* DATA TO PROCESS *
□ □ □ □

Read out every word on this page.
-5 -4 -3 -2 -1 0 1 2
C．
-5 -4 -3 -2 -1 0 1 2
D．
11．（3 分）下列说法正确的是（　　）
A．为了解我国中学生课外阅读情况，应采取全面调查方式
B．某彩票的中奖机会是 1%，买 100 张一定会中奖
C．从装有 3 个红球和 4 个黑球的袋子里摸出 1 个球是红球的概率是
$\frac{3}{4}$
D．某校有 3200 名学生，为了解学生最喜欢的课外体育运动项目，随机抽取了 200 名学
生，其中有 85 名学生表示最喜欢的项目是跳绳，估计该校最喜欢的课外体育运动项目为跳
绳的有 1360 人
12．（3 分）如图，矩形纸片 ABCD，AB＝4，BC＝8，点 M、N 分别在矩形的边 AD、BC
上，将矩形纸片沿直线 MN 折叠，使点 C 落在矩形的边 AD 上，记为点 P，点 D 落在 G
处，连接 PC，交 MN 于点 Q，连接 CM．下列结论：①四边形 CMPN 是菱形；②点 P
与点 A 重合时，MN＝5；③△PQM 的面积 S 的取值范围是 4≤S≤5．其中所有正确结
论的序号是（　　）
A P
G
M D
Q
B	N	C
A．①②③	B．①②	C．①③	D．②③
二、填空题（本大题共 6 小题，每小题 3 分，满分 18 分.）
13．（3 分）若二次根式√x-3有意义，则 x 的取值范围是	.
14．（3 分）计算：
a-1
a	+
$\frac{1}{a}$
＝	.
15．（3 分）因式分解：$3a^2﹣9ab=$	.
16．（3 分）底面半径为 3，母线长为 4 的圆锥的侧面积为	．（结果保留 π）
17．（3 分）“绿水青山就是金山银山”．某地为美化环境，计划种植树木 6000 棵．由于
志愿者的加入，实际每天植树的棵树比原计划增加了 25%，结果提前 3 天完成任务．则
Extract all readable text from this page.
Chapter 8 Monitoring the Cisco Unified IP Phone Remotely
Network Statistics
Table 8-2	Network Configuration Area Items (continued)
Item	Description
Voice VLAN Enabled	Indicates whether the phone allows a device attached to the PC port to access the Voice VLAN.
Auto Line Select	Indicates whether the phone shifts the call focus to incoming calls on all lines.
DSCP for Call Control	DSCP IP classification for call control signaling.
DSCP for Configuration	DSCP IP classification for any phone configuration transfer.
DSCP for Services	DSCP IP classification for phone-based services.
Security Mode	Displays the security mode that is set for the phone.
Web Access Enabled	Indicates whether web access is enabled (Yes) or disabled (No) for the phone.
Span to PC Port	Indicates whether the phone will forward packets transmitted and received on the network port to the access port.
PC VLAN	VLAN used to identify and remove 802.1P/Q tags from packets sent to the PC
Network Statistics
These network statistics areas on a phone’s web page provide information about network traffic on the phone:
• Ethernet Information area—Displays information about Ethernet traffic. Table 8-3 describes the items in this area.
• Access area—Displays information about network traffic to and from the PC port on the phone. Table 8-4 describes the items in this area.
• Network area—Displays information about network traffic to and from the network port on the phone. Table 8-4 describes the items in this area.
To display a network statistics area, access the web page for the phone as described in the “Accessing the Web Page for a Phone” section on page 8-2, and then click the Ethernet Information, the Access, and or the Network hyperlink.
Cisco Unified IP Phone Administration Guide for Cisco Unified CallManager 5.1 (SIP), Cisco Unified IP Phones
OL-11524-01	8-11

□ □ □ □

Copy out all lines that carry the word "whether".

Voice VLAN Enabled	Indicates whether the phone allows a device attached to the PC port to access the Voice VLAN.
Auto Line Select	Indicates whether the phone shifts the call focus to incoming calls on all lines.
Web Access Enabled	Indicates whether web access is enabled (Yes) or disabled (No) for the phone.
Span to PC Port	Indicates whether the phone will forward packets transmitted and received on the network port to the access port.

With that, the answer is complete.